-- Begin RECORDS TO PROCESS --

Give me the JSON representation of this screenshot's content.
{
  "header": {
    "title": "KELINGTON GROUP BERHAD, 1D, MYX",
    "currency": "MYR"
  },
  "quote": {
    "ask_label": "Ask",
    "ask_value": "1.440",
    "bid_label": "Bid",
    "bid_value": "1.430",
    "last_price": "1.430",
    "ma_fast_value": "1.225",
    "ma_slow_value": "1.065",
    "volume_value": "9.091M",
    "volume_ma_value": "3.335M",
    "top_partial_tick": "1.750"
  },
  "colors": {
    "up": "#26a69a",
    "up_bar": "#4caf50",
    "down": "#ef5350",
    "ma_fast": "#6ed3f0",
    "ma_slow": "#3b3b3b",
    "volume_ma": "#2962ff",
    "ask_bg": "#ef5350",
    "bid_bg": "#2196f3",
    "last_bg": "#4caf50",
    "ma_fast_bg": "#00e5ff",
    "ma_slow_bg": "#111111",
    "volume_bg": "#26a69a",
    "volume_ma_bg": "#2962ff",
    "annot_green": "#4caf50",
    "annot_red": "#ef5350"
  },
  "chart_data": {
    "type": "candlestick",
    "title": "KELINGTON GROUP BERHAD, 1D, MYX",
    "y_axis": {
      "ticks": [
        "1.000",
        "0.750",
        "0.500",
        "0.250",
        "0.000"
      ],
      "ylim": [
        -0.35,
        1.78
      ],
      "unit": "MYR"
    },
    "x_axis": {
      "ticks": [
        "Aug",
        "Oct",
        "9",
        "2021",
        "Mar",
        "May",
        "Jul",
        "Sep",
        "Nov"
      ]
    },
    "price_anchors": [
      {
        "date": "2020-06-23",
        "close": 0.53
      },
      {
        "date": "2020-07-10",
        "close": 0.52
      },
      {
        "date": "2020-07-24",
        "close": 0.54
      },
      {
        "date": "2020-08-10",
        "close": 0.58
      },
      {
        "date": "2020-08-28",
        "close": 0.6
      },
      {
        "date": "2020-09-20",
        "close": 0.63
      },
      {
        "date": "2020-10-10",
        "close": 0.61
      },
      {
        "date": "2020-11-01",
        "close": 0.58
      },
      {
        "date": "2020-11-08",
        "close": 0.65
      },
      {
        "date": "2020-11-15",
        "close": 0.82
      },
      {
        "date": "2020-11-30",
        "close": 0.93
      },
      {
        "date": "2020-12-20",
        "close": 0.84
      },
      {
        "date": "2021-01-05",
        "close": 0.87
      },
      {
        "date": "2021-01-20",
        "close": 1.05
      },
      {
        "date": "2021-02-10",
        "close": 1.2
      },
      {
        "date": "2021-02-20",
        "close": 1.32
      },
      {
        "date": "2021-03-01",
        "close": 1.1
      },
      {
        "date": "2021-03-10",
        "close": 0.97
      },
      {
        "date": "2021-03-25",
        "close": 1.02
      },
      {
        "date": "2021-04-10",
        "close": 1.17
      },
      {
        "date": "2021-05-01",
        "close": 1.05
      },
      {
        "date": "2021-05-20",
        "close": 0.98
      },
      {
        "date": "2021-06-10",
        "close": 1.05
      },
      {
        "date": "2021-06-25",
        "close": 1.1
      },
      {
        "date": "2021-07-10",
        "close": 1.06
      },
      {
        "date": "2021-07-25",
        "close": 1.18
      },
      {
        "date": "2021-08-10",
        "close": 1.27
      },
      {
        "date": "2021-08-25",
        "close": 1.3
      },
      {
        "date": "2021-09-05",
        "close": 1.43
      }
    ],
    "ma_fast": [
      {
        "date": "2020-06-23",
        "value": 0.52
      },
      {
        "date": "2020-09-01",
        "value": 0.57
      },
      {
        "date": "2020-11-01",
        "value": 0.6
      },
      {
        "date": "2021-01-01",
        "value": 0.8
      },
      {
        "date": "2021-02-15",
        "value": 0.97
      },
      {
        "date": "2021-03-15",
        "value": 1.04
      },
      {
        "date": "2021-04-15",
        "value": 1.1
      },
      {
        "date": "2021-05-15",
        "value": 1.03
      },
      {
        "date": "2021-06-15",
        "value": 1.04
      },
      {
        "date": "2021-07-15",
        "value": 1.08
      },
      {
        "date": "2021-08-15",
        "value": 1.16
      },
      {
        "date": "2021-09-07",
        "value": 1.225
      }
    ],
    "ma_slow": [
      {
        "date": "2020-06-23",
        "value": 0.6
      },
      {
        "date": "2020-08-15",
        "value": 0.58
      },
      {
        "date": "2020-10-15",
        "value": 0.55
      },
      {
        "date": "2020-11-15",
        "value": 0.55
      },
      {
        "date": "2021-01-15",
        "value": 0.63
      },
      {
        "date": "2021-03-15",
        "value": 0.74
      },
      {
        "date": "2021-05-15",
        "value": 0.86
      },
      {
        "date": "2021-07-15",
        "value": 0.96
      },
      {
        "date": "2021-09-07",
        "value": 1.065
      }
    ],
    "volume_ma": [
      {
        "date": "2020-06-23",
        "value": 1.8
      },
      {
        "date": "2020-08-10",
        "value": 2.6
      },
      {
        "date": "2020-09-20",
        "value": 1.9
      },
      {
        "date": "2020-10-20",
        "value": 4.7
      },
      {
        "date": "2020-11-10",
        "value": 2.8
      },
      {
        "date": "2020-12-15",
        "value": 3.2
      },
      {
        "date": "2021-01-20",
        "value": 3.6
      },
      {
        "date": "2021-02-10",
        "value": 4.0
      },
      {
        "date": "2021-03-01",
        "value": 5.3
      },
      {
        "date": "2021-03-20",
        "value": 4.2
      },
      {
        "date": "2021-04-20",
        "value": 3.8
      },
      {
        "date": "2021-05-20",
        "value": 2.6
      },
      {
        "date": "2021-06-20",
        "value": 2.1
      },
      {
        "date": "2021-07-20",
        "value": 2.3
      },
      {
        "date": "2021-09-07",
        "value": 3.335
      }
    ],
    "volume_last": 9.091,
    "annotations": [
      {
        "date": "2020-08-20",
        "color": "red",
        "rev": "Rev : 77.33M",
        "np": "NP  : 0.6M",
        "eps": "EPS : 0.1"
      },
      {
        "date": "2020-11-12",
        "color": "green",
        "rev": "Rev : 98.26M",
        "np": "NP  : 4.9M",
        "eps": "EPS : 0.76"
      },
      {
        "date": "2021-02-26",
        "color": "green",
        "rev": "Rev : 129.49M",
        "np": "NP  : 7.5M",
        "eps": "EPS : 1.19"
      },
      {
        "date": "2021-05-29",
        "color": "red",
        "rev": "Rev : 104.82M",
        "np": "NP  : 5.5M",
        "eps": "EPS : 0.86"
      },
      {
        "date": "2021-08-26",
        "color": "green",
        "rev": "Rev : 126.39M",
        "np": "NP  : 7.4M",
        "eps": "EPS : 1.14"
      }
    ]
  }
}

-- End RECORDS TO PROCESS --

WRITTEN EXERCISE:
Your task is to reproduce all of the records exactly.

RESULT OF THE EXERCISE:
Give me the JSON representation of this screenshot's content.
{
  "header": {
    "title": "KELINGTON GROUP BERHAD, 1D, MYX",
    "currency": "MYR"
  },
  "quote": {
    "ask_label": "Ask",
    "ask_value": "1.440",
    "bid_label": "Bid",
    "bid_value": "1.430",
    "last_price": "1.430",
    "ma_fast_value": "1.225",
    "ma_slow_value": "1.065",
    "volume_value": "9.091M",
    "volume_ma_value": "3.335M",
    "top_partial_tick": "1.750"
  },
  "colors": {
    "up": "#26a69a",
    "up_bar": "#4caf50",
    "down": "#ef5350",
    "ma_fast": "#6ed3f0",
    "ma_slow": "#3b3b3b",
    "volume_ma": "#2962ff",
    "ask_bg": "#ef5350",
    "bid_bg": "#2196f3",
    "last_bg": "#4caf50",
    "ma_fast_bg": "#00e5ff",
    "ma_slow_bg": "#111111",
    "volume_bg": "#26a69a",
    "volume_ma_bg": "#2962ff",
    "annot_green": "#4caf50",
    "annot_red": "#ef5350"
  },
  "chart_data": {
    "type": "candlestick",
    "title": "KELINGTON GROUP BERHAD, 1D, MYX",
    "y_axis": {
      "ticks": [
        "1.000",
        "0.750",
        "0.500",
        "0.250",
        "0.000"
      ],
      "ylim": [
        -0.35,
        1.78
      ],
      "unit": "MYR"
    },
    "x_axis": {
      "ticks": [
        "Aug",
        "Oct",
        "9",
        "2021",
        "Mar",
        "May",
        "Jul",
        "Sep",
        "Nov"
      ]
    },
    "price_anchors": [
      {
        "date": "2020-06-23",
        "close": 0.53
      },
      {
        "date": "2020-07-10",
        "close": 0.52
      },
      {
        "date": "2020-07-24",
        "close": 0.54
      },
      {
        "date": "2020-08-10",
        "close": 0.58
      },
      {
        "date": "2020-08-28",
        "close": 0.6
      },
      {
        "date": "2020-09-20",
        "close": 0.63
      },
      {
        "date": "2020-10-10",
        "close": 0.61
      },
      {
        "date": "2020-11-01",
        "close": 0.58
      },
      {
        "date": "2020-11-08",
        "close": 0.65
      },
      {
        "date": "2020-11-15",
        "close": 0.82
      },
      {
        "date": "2020-11-30",
        "close": 0.93
      },
      {
        "date": "2020-12-20",
        "close": 0.84
      },
      {
        "date": "2021-01-05",
        "close": 0.87
      },
      {
        "date": "2021-01-20",
        "close": 1.05
      },
      {
        "date": "2021-02-10",
        "close": 1.2
      },
      {
        "date": "2021-02-20",
        "close": 1.32
      },
      {
        "date": "2021-03-01",
        "close": 1.1
      },
      {
        "date": "2021-03-10",
        "close": 0.97
      },
      {
        "date": "2021-03-25",
        "close": 1.02
      },
      {
        "date": "2021-04-10",
        "close": 1.17
      },
      {
        "date": "2021-05-01",
        "close": 1.05
      },
      {
        "date": "2021-05-20",
        "close": 0.98
      },
      {
        "date": "2021-06-10",
        "close": 1.05
      },
      {
        "date": "2021-06-25",
        "close": 1.1
      },
      {
        "date": "2021-07-10",
        "close": 1.06
      },
      {
        "date": "2021-07-25",
        "close": 1.18
      },
      {
        "date": "2021-08-10",
        "close": 1.27
      },
      {
        "date": "2021-08-25",
        "close": 1.3
      },
      {
        "date": "2021-09-05",
        "close": 1.43
      }
    ],
    "ma_fast": [
      {
        "date": "2020-06-23",
        "value": 0.52
      },
      {
        "date": "2020-09-01",
        "value": 0.57
      },
      {
        "date": "2020-11-01",
        "value": 0.6
      },
      {
        "date": "2021-01-01",
        "value": 0.8
      },
      {
        "date": "2021-02-15",
        "value": 0.97
      },
      {
        "date": "2021-03-15",
        "value": 1.04
      },
      {
        "date": "2021-04-15",
        "value": 1.1
      },
      {
        "date": "2021-05-15",
        "value": 1.03
      },
      {
        "date": "2021-06-15",
        "value": 1.04
      },
      {
        "date": "2021-07-15",
        "value": 1.08
      },
      {
        "date": "2021-08-15",
        "value": 1.16
      },
      {
        "date": "2021-09-07",
        "value": 1.225
      }
    ],
    "ma_slow": [
      {
        "date": "2020-06-23",
        "value": 0.6
      },
      {
        "date": "2020-08-15",
        "value": 0.58
      },
      {
        "date": "2020-10-15",
        "value": 0.55
      },
      {
        "date": "2020-11-15",
        "value": 0.55
      },
      {
        "date": "2021-01-15",
        "value": 0.63
      },
      {
        "date": "2021-03-15",
        "value": 0.74
      },
      {
        "date": "2021-05-15",
        "value": 0.86
      },
      {
        "date": "2021-07-15",
        "value": 0.96
      },
      {
        "date": "2021-09-07",
        "value": 1.065
      }
    ],
    "volume_ma": [
      {
        "date": "2020-06-23",
        "value": 1.8
      },
      {
        "date": "2020-08-10",
        "value": 2.6
      },
      {
        "date": "2020-09-20",
        "value": 1.9
      },
      {
        "date": "2020-10-20",
        "value": 4.7
      },
      {
        "date": "2020-11-10",
        "value": 2.8
      },
      {
        "date": "2020-12-15",
        "value": 3.2
      },
      {
        "date": "2021-01-20",
        "value": 3.6
      },
      {
        "date": "2021-02-10",
        "value": 4.0
      },
      {
        "date": "2021-03-01",
        "value": 5.3
      },
      {
        "date": "2021-03-20",
        "value": 4.2
      },
      {
        "date": "2021-04-20",
        "value": 3.8
      },
      {
        "date": "2021-05-20",
        "value": 2.6
      },
      {
        "date": "2021-06-20",
        "value": 2.1
      },
      {
        "date": "2021-07-20",
        "value": 2.3
      },
      {
        "date": "2021-09-07",
        "value": 3.335
      }
    ],
    "volume_last": 9.091,
    "annotations": [
      {
        "date": "2020-08-20",
        "color": "red",
        "rev": "Rev : 77.33M",
        "np": "NP  : 0.6M",
        "eps": "EPS : 0.1"
      },
      {
        "date": "2020-11-12",
        "color": "green",
        "rev": "Rev : 98.26M",
        "np": "NP  : 4.9M",
        "eps": "EPS : 0.76"
      },
      {
        "date": "2021-02-26",
        "color": "green",
        "rev": "Rev : 129.49M",
        "np": "NP  : 7.5M",
        "eps": "EPS : 1.19"
      },
      {
        "date": "2021-05-29",
        "color": "red",
        "rev": "Rev : 104.82M",
        "np": "NP  : 5.5M",
        "eps": "EPS : 0.86"
      },
      {
        "date": "2021-08-26",
        "color": "green",
        "rev": "Rev : 126.39M",
        "np": "NP  : 7.4M",
        "eps": "EPS : 1.14"
      }
    ]
  }
}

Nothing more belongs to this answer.